Work to be completed: Return only the count of lines in which the word "features" appears.

Material for the task:

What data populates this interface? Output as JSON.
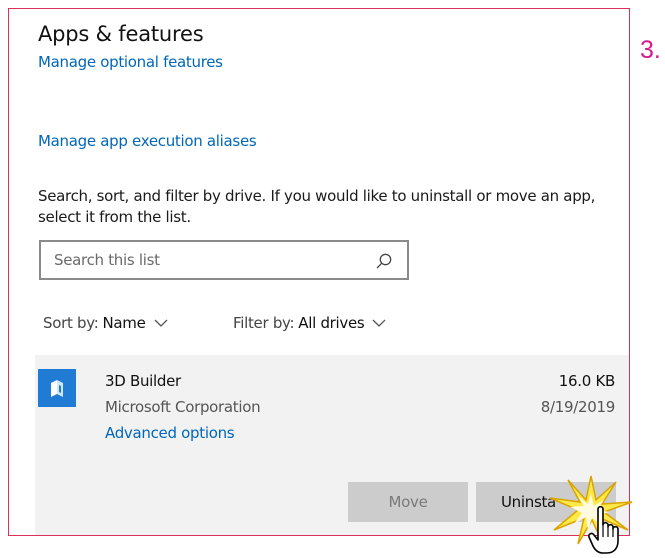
{
  "window": {
    "title": "Apps & features"
  },
  "links": {
    "optional_features": "Manage optional features",
    "execution_aliases": "Manage app execution aliases"
  },
  "description": "Search, sort, and filter by drive. If you would like to uninstall or move an app, select it from the list.",
  "search": {
    "placeholder": "Search this list",
    "value": ""
  },
  "sort": {
    "label": "Sort by:",
    "value": "Name"
  },
  "filter": {
    "label": "Filter by:",
    "value": "All drives"
  },
  "selected_app": {
    "name": "3D Builder",
    "publisher": "Microsoft Corporation",
    "advanced_options_label": "Advanced options",
    "size": "16.0 KB",
    "install_date": "8/19/2019",
    "icon": "3d-builder-icon"
  },
  "buttons": {
    "move_label": "Move",
    "uninstall_label": "Uninsta"
  },
  "annotation": {
    "step_number": "3."
  },
  "colors": {
    "frame_border": "#d8315b",
    "link": "#0067b8",
    "step_marker": "#d81b8a",
    "app_icon": "#1f7bd3",
    "selected_panel": "#f2f2f2",
    "button": "#cccccc"
  }
}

Solved problem: 2